Collected data:
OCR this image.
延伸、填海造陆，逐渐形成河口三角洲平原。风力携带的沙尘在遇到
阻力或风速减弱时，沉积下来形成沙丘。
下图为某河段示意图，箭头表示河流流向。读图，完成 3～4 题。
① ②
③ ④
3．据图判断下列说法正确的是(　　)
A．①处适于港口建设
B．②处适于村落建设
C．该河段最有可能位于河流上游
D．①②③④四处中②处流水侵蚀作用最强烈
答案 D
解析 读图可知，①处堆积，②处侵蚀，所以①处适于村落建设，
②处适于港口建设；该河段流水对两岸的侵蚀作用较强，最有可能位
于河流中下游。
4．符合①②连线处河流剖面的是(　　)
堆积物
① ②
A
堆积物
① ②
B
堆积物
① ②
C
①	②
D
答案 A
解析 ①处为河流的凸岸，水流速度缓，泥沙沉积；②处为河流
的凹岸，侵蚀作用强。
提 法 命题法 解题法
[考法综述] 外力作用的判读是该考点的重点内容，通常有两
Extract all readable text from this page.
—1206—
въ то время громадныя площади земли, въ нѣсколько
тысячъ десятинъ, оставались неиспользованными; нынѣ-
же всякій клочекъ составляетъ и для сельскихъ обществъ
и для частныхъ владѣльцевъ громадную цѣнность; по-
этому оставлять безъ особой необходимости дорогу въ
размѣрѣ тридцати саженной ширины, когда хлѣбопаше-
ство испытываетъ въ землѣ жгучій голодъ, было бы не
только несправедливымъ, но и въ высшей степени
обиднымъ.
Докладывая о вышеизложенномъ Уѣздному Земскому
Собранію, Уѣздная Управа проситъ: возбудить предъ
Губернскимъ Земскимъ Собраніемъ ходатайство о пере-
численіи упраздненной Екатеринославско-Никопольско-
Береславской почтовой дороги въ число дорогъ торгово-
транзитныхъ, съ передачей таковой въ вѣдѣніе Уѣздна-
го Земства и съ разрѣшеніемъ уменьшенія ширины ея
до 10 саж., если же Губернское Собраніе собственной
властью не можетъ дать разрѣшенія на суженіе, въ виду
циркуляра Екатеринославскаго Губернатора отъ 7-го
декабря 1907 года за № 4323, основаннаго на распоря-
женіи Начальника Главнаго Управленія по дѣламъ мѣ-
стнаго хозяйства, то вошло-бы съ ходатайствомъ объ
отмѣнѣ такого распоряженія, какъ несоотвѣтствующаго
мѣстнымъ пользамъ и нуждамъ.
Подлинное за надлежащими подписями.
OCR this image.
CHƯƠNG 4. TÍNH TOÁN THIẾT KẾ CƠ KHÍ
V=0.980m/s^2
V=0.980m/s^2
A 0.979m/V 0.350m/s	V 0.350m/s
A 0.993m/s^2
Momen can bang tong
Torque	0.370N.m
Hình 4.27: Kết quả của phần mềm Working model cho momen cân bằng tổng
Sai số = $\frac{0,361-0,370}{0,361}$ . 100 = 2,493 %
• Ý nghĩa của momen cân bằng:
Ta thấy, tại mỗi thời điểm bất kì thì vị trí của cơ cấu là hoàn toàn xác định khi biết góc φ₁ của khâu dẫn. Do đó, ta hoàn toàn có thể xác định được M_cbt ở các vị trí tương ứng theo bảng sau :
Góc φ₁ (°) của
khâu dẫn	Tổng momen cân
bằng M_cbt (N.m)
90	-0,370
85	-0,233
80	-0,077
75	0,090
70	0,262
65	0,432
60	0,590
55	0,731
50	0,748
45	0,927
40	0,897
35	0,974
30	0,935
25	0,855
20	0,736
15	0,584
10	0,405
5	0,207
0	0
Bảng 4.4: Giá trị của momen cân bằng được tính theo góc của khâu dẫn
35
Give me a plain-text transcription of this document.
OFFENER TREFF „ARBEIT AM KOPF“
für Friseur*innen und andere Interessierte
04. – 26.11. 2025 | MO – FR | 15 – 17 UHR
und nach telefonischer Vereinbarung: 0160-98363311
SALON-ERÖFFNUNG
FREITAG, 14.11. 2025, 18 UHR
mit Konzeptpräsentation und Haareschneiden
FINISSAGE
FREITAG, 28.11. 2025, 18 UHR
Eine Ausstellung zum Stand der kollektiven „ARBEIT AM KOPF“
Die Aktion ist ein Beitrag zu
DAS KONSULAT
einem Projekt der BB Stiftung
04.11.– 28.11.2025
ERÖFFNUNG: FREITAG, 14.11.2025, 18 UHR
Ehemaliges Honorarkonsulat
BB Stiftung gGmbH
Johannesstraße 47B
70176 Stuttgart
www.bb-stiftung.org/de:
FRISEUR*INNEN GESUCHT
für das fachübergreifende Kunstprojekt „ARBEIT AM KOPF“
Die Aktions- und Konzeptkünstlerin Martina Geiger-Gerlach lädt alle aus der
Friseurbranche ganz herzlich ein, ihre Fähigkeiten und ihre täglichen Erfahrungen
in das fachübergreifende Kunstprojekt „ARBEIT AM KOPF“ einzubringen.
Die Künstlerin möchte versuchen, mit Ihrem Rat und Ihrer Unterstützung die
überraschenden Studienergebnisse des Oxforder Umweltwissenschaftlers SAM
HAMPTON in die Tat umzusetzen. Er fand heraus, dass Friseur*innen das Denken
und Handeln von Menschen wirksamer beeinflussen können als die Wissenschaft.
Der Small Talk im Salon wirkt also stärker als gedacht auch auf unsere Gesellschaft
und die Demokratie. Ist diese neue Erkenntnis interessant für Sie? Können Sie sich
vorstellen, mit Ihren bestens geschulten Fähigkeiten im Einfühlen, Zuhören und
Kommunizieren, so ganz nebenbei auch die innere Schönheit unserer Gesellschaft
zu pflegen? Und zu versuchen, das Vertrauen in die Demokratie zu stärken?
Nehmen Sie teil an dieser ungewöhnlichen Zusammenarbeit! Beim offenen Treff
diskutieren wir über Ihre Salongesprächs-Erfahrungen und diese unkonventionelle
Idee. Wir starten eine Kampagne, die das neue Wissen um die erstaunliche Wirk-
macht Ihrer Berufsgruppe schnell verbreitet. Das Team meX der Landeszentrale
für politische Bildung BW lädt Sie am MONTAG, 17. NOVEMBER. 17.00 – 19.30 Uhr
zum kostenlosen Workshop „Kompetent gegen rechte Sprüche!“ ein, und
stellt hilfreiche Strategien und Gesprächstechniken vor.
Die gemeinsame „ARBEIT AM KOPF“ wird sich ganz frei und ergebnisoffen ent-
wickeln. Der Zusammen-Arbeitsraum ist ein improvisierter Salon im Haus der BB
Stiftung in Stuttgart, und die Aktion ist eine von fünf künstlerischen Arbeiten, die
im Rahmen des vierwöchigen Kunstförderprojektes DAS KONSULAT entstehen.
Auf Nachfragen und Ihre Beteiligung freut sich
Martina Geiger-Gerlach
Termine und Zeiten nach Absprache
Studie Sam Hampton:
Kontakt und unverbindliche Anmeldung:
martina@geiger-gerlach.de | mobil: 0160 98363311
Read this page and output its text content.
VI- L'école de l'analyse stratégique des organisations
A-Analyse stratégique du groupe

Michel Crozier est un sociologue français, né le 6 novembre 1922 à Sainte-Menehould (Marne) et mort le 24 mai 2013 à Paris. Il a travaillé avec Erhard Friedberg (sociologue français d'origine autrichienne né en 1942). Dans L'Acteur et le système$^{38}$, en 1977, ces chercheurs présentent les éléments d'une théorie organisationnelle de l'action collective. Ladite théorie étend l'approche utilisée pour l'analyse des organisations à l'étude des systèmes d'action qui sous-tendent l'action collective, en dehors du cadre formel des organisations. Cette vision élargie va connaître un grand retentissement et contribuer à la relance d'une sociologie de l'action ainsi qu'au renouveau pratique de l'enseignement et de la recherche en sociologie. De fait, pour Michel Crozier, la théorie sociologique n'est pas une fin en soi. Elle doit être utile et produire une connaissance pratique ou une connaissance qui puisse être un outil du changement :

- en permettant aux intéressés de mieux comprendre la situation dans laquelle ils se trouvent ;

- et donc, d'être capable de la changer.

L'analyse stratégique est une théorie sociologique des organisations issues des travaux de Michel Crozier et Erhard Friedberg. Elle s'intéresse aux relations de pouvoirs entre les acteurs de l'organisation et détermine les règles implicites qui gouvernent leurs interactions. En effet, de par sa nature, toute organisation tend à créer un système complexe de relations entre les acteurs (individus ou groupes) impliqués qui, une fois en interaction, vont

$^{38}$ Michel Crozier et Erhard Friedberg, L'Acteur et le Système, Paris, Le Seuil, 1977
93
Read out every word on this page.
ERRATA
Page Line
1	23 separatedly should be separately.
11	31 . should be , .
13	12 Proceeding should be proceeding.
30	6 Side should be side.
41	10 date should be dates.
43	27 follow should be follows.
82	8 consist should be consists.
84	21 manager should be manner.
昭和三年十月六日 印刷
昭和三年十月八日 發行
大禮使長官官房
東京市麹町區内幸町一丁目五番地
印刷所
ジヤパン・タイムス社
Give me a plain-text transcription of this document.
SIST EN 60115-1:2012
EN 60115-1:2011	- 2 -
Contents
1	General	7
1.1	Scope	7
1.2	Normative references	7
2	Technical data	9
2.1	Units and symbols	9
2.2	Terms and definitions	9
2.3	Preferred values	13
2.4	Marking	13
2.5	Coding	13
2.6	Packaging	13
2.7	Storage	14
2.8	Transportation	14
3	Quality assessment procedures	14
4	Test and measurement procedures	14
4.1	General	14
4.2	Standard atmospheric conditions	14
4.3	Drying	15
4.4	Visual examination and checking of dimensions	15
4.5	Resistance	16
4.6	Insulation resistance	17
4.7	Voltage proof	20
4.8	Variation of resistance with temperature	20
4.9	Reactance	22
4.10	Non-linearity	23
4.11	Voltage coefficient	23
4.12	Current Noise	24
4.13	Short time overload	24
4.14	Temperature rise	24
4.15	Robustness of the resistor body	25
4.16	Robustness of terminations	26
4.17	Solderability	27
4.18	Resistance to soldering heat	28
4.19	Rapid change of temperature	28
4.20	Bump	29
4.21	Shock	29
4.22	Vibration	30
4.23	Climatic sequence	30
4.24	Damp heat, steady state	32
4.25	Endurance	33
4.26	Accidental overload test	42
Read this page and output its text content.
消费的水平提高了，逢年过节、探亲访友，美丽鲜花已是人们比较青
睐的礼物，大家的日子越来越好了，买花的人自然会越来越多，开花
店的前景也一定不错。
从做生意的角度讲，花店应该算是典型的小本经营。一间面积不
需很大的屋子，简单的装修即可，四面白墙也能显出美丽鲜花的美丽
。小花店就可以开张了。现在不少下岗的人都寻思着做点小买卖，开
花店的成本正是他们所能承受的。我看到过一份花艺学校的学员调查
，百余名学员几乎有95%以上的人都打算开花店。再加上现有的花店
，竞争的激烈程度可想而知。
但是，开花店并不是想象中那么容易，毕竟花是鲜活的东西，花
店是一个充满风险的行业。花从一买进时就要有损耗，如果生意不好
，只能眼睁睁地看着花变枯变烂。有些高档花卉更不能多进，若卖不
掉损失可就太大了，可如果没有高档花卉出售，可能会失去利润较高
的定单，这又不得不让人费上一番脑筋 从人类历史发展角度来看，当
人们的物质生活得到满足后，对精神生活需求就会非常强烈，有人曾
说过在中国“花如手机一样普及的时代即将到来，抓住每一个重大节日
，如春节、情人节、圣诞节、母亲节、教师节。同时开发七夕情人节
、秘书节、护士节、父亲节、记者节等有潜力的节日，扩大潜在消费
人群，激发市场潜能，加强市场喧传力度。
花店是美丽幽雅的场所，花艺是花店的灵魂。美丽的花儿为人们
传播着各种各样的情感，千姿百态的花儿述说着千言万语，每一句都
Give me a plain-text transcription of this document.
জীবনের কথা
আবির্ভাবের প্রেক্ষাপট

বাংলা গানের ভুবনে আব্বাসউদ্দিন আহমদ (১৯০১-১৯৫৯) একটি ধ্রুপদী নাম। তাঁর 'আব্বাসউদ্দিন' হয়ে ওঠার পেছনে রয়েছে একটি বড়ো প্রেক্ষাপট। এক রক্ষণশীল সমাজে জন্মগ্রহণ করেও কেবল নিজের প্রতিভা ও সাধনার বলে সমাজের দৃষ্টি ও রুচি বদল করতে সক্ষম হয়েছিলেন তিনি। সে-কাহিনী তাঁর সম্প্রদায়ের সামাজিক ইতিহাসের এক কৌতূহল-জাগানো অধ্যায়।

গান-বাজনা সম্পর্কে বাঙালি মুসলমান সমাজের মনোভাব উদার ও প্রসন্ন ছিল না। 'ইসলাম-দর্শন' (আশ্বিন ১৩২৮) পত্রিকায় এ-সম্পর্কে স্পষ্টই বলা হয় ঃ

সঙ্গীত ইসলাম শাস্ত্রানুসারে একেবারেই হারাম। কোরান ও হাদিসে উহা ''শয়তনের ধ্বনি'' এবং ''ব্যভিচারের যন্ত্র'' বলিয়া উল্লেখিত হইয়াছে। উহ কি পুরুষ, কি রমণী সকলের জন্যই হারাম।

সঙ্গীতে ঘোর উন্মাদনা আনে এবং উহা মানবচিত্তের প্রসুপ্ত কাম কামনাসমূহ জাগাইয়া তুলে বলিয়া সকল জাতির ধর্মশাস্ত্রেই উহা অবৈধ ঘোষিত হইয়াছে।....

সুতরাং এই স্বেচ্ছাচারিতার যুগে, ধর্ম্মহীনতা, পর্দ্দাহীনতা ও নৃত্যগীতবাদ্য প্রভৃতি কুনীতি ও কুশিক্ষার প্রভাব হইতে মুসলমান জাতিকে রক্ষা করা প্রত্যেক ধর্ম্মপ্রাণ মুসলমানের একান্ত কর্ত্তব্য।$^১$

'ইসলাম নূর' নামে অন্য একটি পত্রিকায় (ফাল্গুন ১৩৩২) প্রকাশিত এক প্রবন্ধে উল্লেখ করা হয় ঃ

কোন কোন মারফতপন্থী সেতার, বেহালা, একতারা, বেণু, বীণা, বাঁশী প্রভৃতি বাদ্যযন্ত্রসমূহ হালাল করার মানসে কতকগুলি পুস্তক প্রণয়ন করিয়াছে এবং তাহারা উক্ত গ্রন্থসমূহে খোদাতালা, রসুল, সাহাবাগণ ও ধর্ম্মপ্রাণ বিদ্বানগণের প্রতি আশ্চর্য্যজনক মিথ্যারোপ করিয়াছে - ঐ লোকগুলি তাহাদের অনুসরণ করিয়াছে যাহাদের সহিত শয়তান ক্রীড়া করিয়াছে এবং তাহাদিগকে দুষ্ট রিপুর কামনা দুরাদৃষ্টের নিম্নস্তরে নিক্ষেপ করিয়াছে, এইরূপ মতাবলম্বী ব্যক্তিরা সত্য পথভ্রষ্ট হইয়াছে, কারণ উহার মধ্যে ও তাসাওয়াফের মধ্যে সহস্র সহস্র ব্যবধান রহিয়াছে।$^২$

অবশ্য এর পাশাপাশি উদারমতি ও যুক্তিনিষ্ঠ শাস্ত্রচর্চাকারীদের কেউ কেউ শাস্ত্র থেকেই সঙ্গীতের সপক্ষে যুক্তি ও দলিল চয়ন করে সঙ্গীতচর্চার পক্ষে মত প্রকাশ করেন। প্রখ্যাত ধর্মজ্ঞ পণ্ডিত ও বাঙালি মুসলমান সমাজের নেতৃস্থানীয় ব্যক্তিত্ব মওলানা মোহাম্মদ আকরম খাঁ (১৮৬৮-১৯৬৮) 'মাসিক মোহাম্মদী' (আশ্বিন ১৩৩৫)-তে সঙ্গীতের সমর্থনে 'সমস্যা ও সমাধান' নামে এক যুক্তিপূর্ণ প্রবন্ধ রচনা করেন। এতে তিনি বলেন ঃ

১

* [WRITTEN INSTRUCTION] Among the entries above, how many lines include the word "Robustness"? Give the number with no comment.

* [THE OUTPUT] 2